►
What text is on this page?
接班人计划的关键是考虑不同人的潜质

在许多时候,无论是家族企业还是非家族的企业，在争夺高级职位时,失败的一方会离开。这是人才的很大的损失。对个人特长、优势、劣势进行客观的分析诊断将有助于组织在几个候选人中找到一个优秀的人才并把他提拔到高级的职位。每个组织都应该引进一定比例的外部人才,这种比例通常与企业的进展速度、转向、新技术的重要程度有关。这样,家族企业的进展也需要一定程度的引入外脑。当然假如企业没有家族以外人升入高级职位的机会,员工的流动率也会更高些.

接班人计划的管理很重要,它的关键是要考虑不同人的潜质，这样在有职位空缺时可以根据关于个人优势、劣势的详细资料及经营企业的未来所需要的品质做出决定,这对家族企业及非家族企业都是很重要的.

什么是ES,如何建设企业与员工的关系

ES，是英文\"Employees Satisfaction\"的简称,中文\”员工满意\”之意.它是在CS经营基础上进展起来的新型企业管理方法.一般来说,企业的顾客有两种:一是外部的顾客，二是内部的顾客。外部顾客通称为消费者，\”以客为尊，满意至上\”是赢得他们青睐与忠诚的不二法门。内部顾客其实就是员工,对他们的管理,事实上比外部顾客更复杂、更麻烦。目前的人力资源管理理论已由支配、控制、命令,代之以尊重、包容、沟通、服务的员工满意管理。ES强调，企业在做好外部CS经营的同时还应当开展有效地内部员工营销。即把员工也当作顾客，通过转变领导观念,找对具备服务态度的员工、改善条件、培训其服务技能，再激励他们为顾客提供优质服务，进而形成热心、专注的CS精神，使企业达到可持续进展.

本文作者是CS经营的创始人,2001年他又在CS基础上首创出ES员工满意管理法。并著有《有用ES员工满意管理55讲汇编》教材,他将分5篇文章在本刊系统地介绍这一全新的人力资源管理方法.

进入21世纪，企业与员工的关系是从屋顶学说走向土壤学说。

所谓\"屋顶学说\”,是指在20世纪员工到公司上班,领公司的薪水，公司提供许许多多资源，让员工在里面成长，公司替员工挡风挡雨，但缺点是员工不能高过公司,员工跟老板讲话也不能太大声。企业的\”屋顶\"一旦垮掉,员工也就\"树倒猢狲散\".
◄
►
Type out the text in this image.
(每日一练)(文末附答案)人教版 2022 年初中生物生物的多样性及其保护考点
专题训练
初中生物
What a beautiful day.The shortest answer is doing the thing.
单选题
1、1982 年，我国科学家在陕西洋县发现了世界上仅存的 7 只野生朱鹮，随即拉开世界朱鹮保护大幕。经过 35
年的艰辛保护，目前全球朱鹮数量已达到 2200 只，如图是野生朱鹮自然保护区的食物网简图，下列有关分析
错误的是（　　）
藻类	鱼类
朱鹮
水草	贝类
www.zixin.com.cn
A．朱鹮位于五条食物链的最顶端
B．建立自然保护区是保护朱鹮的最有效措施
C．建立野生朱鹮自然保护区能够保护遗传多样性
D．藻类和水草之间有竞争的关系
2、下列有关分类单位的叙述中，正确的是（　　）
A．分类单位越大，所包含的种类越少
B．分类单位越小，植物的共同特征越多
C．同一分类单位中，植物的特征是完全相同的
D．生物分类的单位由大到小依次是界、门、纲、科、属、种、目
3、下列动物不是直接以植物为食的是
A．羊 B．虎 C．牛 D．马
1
◄
▶ _Work required_: Reproduce every line from the entries that holds the word "What".

▶ _Answer to the problem_:
What text is on this page?
What a beautiful day.The shortest answer is doing the thing.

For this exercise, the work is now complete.